### Exercise prompt
Exactly repeat the full listing that follows.

Stored items
+++++

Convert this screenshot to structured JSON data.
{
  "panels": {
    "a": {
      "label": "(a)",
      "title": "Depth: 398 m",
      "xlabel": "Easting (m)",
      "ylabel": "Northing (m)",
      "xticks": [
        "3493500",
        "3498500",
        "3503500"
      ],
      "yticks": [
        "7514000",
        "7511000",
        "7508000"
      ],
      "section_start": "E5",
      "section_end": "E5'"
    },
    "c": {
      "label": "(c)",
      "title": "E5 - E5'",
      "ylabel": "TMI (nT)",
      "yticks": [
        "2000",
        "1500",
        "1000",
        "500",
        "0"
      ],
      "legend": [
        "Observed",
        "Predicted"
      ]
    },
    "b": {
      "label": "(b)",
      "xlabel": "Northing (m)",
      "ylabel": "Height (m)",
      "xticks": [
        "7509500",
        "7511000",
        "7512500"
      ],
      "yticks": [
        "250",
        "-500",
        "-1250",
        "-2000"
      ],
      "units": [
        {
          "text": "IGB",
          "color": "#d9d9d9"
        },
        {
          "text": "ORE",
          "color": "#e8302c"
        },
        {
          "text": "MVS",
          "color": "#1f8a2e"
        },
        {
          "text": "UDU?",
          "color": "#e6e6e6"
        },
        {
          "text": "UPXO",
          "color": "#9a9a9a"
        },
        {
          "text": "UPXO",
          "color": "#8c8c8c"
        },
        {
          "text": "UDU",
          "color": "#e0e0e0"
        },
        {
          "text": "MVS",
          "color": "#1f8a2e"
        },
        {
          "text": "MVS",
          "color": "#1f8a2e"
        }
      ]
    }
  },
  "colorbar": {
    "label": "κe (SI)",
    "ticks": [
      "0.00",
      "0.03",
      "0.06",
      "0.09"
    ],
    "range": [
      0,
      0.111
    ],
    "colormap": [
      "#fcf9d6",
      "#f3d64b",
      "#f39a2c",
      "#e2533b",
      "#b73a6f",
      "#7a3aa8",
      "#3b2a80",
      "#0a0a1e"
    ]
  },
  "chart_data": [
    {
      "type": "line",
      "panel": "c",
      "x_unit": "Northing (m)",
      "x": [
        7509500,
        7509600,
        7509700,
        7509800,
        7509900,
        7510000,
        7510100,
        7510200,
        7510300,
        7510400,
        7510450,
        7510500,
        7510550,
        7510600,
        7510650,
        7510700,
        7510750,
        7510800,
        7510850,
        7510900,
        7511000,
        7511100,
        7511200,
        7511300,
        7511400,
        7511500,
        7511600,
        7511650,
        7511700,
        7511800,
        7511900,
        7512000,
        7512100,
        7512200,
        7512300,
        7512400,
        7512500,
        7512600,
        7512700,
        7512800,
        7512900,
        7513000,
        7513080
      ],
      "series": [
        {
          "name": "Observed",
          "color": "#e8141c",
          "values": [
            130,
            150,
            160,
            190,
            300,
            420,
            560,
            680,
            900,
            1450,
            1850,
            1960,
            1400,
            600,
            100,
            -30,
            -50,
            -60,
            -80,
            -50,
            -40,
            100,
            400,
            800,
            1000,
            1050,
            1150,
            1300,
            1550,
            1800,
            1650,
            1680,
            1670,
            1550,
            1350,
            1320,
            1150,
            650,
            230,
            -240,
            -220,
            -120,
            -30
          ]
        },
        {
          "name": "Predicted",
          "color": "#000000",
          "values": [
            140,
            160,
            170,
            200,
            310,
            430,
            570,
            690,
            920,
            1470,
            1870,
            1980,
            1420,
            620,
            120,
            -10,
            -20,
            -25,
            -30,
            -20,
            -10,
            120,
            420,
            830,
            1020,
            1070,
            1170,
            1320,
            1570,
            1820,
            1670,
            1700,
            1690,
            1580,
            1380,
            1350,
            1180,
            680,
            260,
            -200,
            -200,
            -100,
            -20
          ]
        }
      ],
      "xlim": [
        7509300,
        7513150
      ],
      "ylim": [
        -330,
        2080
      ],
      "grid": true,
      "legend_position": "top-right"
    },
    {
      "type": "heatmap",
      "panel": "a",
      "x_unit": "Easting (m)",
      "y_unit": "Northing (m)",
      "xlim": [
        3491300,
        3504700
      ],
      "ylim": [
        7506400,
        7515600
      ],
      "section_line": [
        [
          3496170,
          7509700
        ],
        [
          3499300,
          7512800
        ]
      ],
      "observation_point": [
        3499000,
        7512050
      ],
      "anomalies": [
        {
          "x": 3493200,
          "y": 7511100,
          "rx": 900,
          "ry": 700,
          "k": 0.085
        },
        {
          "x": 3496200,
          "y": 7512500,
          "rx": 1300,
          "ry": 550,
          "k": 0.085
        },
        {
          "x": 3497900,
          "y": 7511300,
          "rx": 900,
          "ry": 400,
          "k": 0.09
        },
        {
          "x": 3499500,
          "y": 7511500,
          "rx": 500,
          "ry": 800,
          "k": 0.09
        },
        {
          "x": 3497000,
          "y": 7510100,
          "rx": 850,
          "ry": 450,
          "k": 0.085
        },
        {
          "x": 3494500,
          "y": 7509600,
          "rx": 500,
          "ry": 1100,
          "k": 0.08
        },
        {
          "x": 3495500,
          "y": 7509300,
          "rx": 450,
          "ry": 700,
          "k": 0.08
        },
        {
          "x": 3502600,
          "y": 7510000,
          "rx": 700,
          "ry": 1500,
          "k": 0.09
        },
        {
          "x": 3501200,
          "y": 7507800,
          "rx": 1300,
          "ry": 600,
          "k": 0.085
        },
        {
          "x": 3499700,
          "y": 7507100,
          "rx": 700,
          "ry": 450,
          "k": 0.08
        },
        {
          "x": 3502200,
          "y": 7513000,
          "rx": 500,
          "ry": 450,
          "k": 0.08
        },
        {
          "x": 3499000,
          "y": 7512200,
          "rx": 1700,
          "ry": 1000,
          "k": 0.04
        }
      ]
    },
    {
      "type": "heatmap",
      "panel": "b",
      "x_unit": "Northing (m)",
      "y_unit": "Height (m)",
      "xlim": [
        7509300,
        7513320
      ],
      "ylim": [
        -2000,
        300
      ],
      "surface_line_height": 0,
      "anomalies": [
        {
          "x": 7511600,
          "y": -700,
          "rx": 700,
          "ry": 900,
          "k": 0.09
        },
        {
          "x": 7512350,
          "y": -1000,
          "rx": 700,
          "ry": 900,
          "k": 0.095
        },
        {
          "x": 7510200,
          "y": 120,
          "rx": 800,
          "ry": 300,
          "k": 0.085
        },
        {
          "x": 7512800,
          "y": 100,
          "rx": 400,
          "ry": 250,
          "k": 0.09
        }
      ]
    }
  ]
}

+++++

### Task response
Convert this screenshot to structured JSON data.
{
  "panels": {
    "a": {
      "label": "(a)",
      "title": "Depth: 398 m",
      "xlabel": "Easting (m)",
      "ylabel": "Northing (m)",
      "xticks": [
        "3493500",
        "3498500",
        "3503500"
      ],
      "yticks": [
        "7514000",
        "7511000",
        "7508000"
      ],
      "section_start": "E5",
      "section_end": "E5'"
    },
    "c": {
      "label": "(c)",
      "title": "E5 - E5'",
      "ylabel": "TMI (nT)",
      "yticks": [
        "2000",
        "1500",
        "1000",
        "500",
        "0"
      ],
      "legend": [
        "Observed",
        "Predicted"
      ]
    },
    "b": {
      "label": "(b)",
      "xlabel": "Northing (m)",
      "ylabel": "Height (m)",
      "xticks": [
        "7509500",
        "7511000",
        "7512500"
      ],
      "yticks": [
        "250",
        "-500",
        "-1250",
        "-2000"
      ],
      "units": [
        {
          "text": "IGB",
          "color": "#d9d9d9"
        },
        {
          "text": "ORE",
          "color": "#e8302c"
        },
        {
          "text": "MVS",
          "color": "#1f8a2e"
        },
        {
          "text": "UDU?",
          "color": "#e6e6e6"
        },
        {
          "text": "UPXO",
          "color": "#9a9a9a"
        },
        {
          "text": "UPXO",
          "color": "#8c8c8c"
        },
        {
          "text": "UDU",
          "color": "#e0e0e0"
        },
        {
          "text": "MVS",
          "color": "#1f8a2e"
        },
        {
          "text": "MVS",
          "color": "#1f8a2e"
        }
      ]
    }
  },
  "colorbar": {
    "label": "κe (SI)",
    "ticks": [
      "0.00",
      "0.03",
      "0.06",
      "0.09"
    ],
    "range": [
      0,
      0.111
    ],
    "colormap": [
      "#fcf9d6",
      "#f3d64b",
      "#f39a2c",
      "#e2533b",
      "#b73a6f",
      "#7a3aa8",
      "#3b2a80",
      "#0a0a1e"
    ]
  },
  "chart_data": [
    {
      "type": "line",
      "panel": "c",
      "x_unit": "Northing (m)",
      "x": [
        7509500,
        7509600,
        7509700,
        7509800,
        7509900,
        7510000,
        7510100,
        7510200,
        7510300,
        7510400,
        7510450,
        7510500,
        7510550,
        7510600,
        7510650,
        7510700,
        7510750,
        7510800,
        7510850,
        7510900,
        7511000,
        7511100,
        7511200,
        7511300,
        7511400,
        7511500,
        7511600,
        7511650,
        7511700,
        7511800,
        7511900,
        7512000,
        7512100,
        7512200,
        7512300,
        7512400,
        7512500,
        7512600,
        7512700,
        7512800,
        7512900,
        7513000,
        7513080
      ],
      "series": [
        {
          "name": "Observed",
          "color": "#e8141c",
          "values": [
            130,
            150,
            160,
            190,
            300,
            420,
            560,
            680,
            900,
            1450,
            1850,
            1960,
            1400,
            600,
            100,
            -30,
            -50,
            -60,
            -80,
            -50,
            -40,
            100,
            400,
            800,
            1000,
            1050,
            1150,
            1300,
            1550,
            1800,
            1650,
            1680,
            1670,
            1550,
            1350,
            1320,
            1150,
            650,
            230,
            -240,
            -220,
            -120,
            -30
          ]
        },
        {
          "name": "Predicted",
          "color": "#000000",
          "values": [
            140,
            160,
            170,
            200,
            310,
            430,
            570,
            690,
            920,
            1470,
            1870,
            1980,
            1420,
            620,
            120,
            -10,
            -20,
            -25,
            -30,
            -20,
            -10,
            120,
            420,
            830,
            1020,
            1070,
            1170,
            1320,
            1570,
            1820,
            1670,
            1700,
            1690,
            1580,
            1380,
            1350,
            1180,
            680,
            260,
            -200,
            -200,
            -100,
            -20
          ]
        }
      ],
      "xlim": [
        7509300,
        7513150
      ],
      "ylim": [
        -330,
        2080
      ],
      "grid": true,
      "legend_position": "top-right"
    },
    {
      "type": "heatmap",
      "panel": "a",
      "x_unit": "Easting (m)",
      "y_unit": "Northing (m)",
      "xlim": [
        3491300,
        3504700
      ],
      "ylim": [
        7506400,
        7515600
      ],
      "section_line": [
        [
          3496170,
          7509700
        ],
        [
          3499300,
          7512800
        ]
      ],
      "observation_point": [
        3499000,
        7512050
      ],
      "anomalies": [
        {
          "x": 3493200,
          "y": 7511100,
          "rx": 900,
          "ry": 700,
          "k": 0.085
        },
        {
          "x": 3496200,
          "y": 7512500,
          "rx": 1300,
          "ry": 550,
          "k": 0.085
        },
        {
          "x": 3497900,
          "y": 7511300,
          "rx": 900,
          "ry": 400,
          "k": 0.09
        },
        {
          "x": 3499500,
          "y": 7511500,
          "rx": 500,
          "ry": 800,
          "k": 0.09
        },
        {
          "x": 3497000,
          "y": 7510100,
          "rx": 850,
          "ry": 450,
          "k": 0.085
        },
        {
          "x": 3494500,
          "y": 7509600,
          "rx": 500,
          "ry": 1100,
          "k": 0.08
        },
        {
          "x": 3495500,
          "y": 7509300,
          "rx": 450,
          "ry": 700,
          "k": 0.08
        },
        {
          "x": 3502600,
          "y": 7510000,
          "rx": 700,
          "ry": 1500,
          "k": 0.09
        },
        {
          "x": 3501200,
          "y": 7507800,
          "rx": 1300,
          "ry": 600,
          "k": 0.085
        },
        {
          "x": 3499700,
          "y": 7507100,
          "rx": 700,
          "ry": 450,
          "k": 0.08
        },
        {
          "x": 3502200,
          "y": 7513000,
          "rx": 500,
          "ry": 450,
          "k": 0.08
        },
        {
          "x": 3499000,
          "y": 7512200,
          "rx": 1700,
          "ry": 1000,
          "k": 0.04
        }
      ]
    },
    {
      "type": "heatmap",
      "panel": "b",
      "x_unit": "Northing (m)",
      "y_unit": "Height (m)",
      "xlim": [
        7509300,
        7513320
      ],
      "ylim": [
        -2000,
        300
      ],
      "surface_line_height": 0,
      "anomalies": [
        {
          "x": 7511600,
          "y": -700,
          "rx": 700,
          "ry": 900,
          "k": 0.09
        },
        {
          "x": 7512350,
          "y": -1000,
          "rx": 700,
          "ry": 900,
          "k": 0.095
        },
        {
          "x": 7510200,
          "y": 120,
          "rx": 800,
          "ry": 300,
          "k": 0.085
        },
        {
          "x": 7512800,
          "y": 100,
          "rx": 400,
          "ry": 250,
          "k": 0.09
        }
      ]
    }
  ]
}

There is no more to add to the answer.